Exercise
Copy out all the lines in the records that include the word "Alessandro".

Exercise inputs
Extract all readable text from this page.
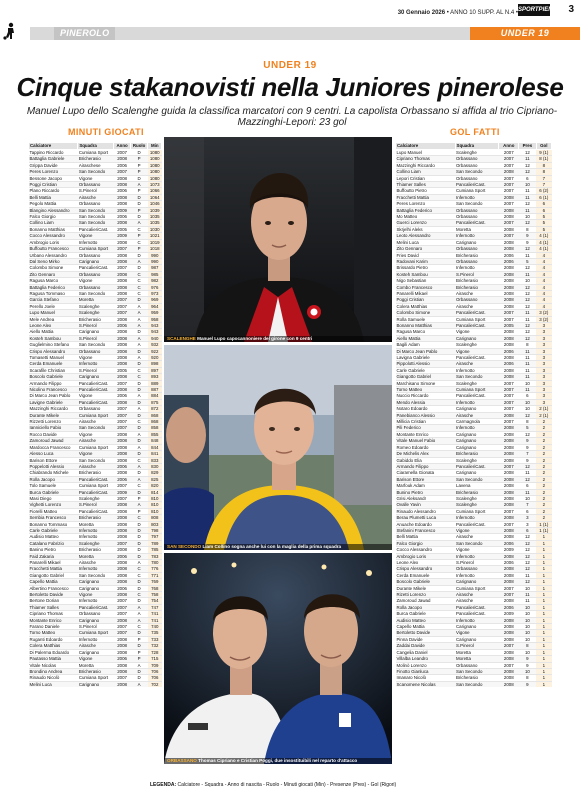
PINEROLO
30 Gennaio 2026 • ANNO 10 SUPP. AL N.4 • SPORTPIEMONTE
3
UNDER 19
UNDER 19
Cinque stakanovisti nella Juniores pinerolese
Manuel Lupo dello Scalenghe guida la classifica marcatori con 9 centri. La capolista Orbassano si affida al trio Cipriano-Mazzinghi-Lepori: 23 gol
MINUTI GIOCATI	GOL FATTI
Calciatore	Squadra	Anno	Ruolo	Min
Tappino Riccardo	Cumiana Sport	2007	D	1080
Battaglia Gabriele	Bricherasio	2008	P	1080
Grippa Davide	Airaschese	2006	P	1080
Peres Lorenzo	San Secondo	2007	P	1080
Bessone Jacopo	Vigone	2008	D	1080
Poggi Cristian	Orbassano	2008	A	1073
Plano Riccardo	S.Pinerol	2006	P	1066
Belli Mattia	Airasche	2008	D	1064
Pegolo Mattia	Orbassano	2008	D	1046
Blangino Alessandro	San Secondo	2009	P	1039
Falco Giorgio	San Secondo	2006	D	1035
Collino Liam	San Secondo	2008	A	1035
Bonanno Matthias	PancalieriCast.	2005	C	1030
Cocco Alessandro	Vigone	2009	P	1021
Ambrogio Loris	Infernotto	2008	C	1019
Buffoutto Francesco	Cumiana Sport	2007	P	1018
Urbano Alessandro	Orbassano	2008	D	990
Dal Seno Mirko	Carignano	2008	A	990
Colombo Simone	PancalieriCast.	2007	D	987
Zito Gennaro	Orbassano	2008	C	985
Ragusa Marco	Vigone	2008	C	982
Battaglia Federico	Orbassano	2008	C	976
Ragusa Tommaso	San Secondo	2008	C	973
Garcia Stefano	Moretta	2007	D	969
Perello Joele	Scalenghe	2007	A	964
Lupo Manuel	Scalenghe	2007	A	959
Mele Andrea	Bricherasio	2008	A	958
Leone Alex	S.Pinerol	2006	A	943
Aiello Mattia	Carignano	2008	D	943
Kosteh Sambou	S.Pinerol	2008	A	940
Guglielmino Stefano	San Secondo	2008	A	932
Crispo Alessandro	Orbassano	2008	D	922
Tomasetti Manuel	Vigone	2008	A	920
Cerda Emanuele	Infernotto	2008	D	898
Scarafile Christian	S.Pinerol	2005	C	897
Boscolo Gabriele	Carignano	2008	C	893
Armando Filippo	PancalieriCast.	2007	D	889
Nicolino Francesco	PancalieriCast.	2008	D	887
Di Marco Jean Pablo	Vigone	2006	A	884
Lavigne Gabriele	PancalieriCast.	2008	D	875
Mazzinghi Riccardo	Orbassano	2007	A	872
Durante Mikele	Cumiana Sport	2007	D	868
Rizzetti Lorenzo	Airasche	2007	C	868
Ianniciello Fabio	San Secondo	2007	D	858
Rocco Davide	Vigone	2008	A	855
Zamoroud Jawad	Airasche	2008	D	848
Mardocca Francesco	Cumiana Sport	2008	A	844
Alesso Luca	Vigone	2008	D	841
Barison Ettore	San Secondo	2008	C	833
Poppelotti Alessio	Airasche	2006	A	830
Chiabrando Michele	Bricherasio	2008	D	829
Rolla Jacopo	PancalieriCast.	2006	A	825
Tolo Samuele	Cumiana Sport	2007	C	820
Burca Gabriele	PancalieriCast.	2009	D	814
Masi Diego	Scalenghe	2007	P	810
Vighetti Lorenzo	S.Pinerol	2008	A	810
Fiorelli Matteo	PancalieriCast.	2008	P	810
Sembia Francesco	Bricherasio	2008	C	808
Bonanno Tommaso	Moretta	2008	D	803
Carle Gabriele	Infernotto	2008	D	798
Audisio Matteo	Infernotto	2008	D	797
Catalano Fabrizio	Scalenghe	2007	D	789
Banino Pietro	Bricherasio	2008	D	785
Faid Zakaria	Moretta	2006	D	783
Panarelli Mikael	Airasche	2008	A	780
Fracchetti Mattia	Infernotto	2008	C	776
Giangotto Gabriel	San Secondo	2008	C	771
Capello Mattia	Carignano	2008	D	769
Albertino Francesco	Carignano	2006	D	768
Bertoletto Davide	Vigone	2008	C	758
Bertone Dorian	Infernotto	2007	D	754
Thiamer Salles	PancalieriCast.	2007	A	747
Cipriano Thomas	Orbassano	2007	A	741
Montante Enrico	Carignano	2008	A	741
Farano Daniele	S.Pinerol	2007	C	740
Torno Matteo	Cumiana Sport	2007	D	735
Ruganti Edoardo	Infernotto	2008	P	733
Colera Matthias	Airasche	2008	D	732
Di Palerma Edoardo	Carignano	2008	P	728
Pautasso Mattia	Vigone	2006	P	715
Vitale Nicolas	Moretta	2008	A	709
Brondino Andrea	Bricherasio	2008	D	706
Rinaudo Nicolò	Cumiana Sport	2007	D	706
Melini Luca	Carignano	2008	A	702
Calciatore	Squadra	Anno	Pres	Gol
Lupo Manuel	Scalenghe	2007	12	9 (1)
Cipriano Thomas	Orbassano	2007	11	8 (1)
Mazzinghi Riccardo	Orbassano	2007	12	8
Collino Liam	San Secondo	2008	12	8
Lepori Cristian	Orbassano	2007	6	7
Thiamer Salles	PancalieriCast.	2007	10	7
Buffoutto Pietro	Cumiana Sport	2007	11	6 (2)
Fracchetti Mattia	Infernotto	2008	11	6 (1)
Peres Lorenzo	San Secondo	2007	12	6
Battaglia Federico	Orbassano	2008	11	6
Mo Matteo	Orbassano	2008	10	5
Guerci Lorenzo	PancalieriCast.	2007	12	5
Skrjelhi Aleks	Moretta	2008	8	5
Leoto Alessandro	Infernotto	2007	9	4 (1)
Melini Luca	Carignano	2008	9	4 (1)
Zito Gennaro	Orbassano	2008	12	4 (1)
Fries David	Bricherasio	2006	11	4
Radovani Karim	Orbassano	2006	5	4
Brissardo Pietro	Infernotto	2008	12	4
Kosteh Sambou	S.Pinerol	2008	11	4
Nigo Sebastian	Bricherasio	2008	10	4
Combo Francesco	Bricherasio	2008	12	4
Panarelli Mikael	Airasche	2008	12	4
Poggi Cristian	Orbassano	2008	12	4
Colera Matthias	Airasche	2008	12	4
Colombo Simone	PancalieriCast.	2007	11	3 (2)
Rolla Samuele	Cumiana Sport	2007	11	3 (2)
Bonanno Matthias	PancalieriCast.	2005	12	3
Ragusa Marco	Vigone	2008	12	3
Aiello Mattia	Carignano	2008	12	3
Bagili Adam	Scalenghe	2008	8	3
Di Marco Jean Pablo	Vigone	2006	11	3
Lavigna Gabriele	PancalieriCast.	2008	11	3
Pippolotti Alessio	Airasche	2006	11	3
Carle Gabriele	Infernotto	2008	11	3
Giangotto Gabriel	San Secondo	2008	11	3
Marchisano Simone	Scalenghe	2007	10	3
Torno Matteo	Cumiana Sport	2007	11	3
Nuccio Riccardo	PancalieriCast.	2007	6	3
Mendo Alessia	Infernotto	2007	10	3
Notaro Edoardo	Carignano	2007	10	2 (1)
Panebianco Alessio	Airasche	2008	12	2 (1)
Millicia Cristian	Carmagnola	2007	8	2
Pili Federico	Infernotto	2008	5	2
Montante Enrico	Carignano	2008	12	2
Vitale Manuel Fabio	Carignano	2008	9	2
Romeo Edoardo	Carignano	2008	9	2
De Michelis Alex	Bricherasio	2008	7	2
Gabiddo Elia	Scalenghe	2008	9	2
Armando Filippo	PancalieriCast.	2007	12	2
Ciaramella Gionata	Carignano	2008	11	2
Barison Ettore	San Secondo	2008	12	2
Marfouk Adam	Lavena	2008	6	2
Bunino Pietro	Bricherasio	2008	11	2
Grisi Aleksandr	Scalenghe	2008	10	2
Ovalle Yavin	Scalenghe	2008	7	2
Rinaudo Alessandro	Cumiana Sport	2007	6	2
Berau Plumetti Luca	Infernotto	2008	3	2
Anuache Edoardo	PancalieriCast.	2007	3	1 (1)
Stefanini Francesco	Vigone	2008	6	1 (1)
Belli Mattia	Airasche	2008	12	1
Falco Giorgio	San Secondo	2006	12	1
Cocco Alessandro	Vigone	2009	12	1
Ambrogio Loris	Infernotto	2008	12	1
Leone Alex	S.Pinerol	2006	12	1
Crispo Alessandro	Orbassano	2008	12	1
Cerda Emanuele	Infernotto	2008	11	1
Boscolo Gabriele	Carignano	2008	12	1
Durante Mikele	Cumiana Sport	2007	10	1
Rizetti Lorenzo	Airasche	2007	11	1
Zamoroud Jawad	Airasche	2008	11	1
Rolla Jacopo	PancalieriCast.	2006	10	1
Burca Gabriele	PancalieriCast.	2009	10	1
Audisio Matteo	Infernotto	2008	10	1
Capello Mattia	Carignano	2008	10	1
Bertoletto Davide	Vigone	2008	10	1
Pinna Davide	Carignano	2008	10	1
Zaddai Davide	S.Pinerol	2007	8	1
Cangelia Daniel	Moretta	2008	10	1
Villalba Leandro	Moretta	2008	9	1
Molinò Lorenzo	Orbassano	2007	9	1
Finotto Gianluca	San Secondo	2008	10	1
Imanaro Nicolò	Bricherasio	2008	8	1
Scanomene Nicolas	San Secondo	2008	9	1
SCALENGHE Manuel Lupo capocannoniere del girone con 9 centri
SAN SECONDO Liam Collino sogna anche lui con la maglia della prima squadra
ORBASSANO Thomas Cipriano e Cristian Poggi, due insostituibili nel reparto d'attacco
LEGENDA: Calciatore - Squadra - Anno di nascita - Ruolo - Minuti giocati (Min) - Presenze (Pres) - Gol (Rigori)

Solution for this problem
Blangino Alessandro	San Secondo	2009	P	1039
Cocco Alessandro	Vigone	2009	P	1021
Urbano Alessandro	Orbassano	2008	D	990
Crispo Alessandro	Orbassano	2008	D	922
Leoto Alessandro	Infernotto	2007	9	4 (1)
Rinaudo Alessandro	Cumiana Sport	2007	6	2
Cocco Alessandro	Vigone	2009	12	1
Crispo Alessandro	Orbassano	2008	12	1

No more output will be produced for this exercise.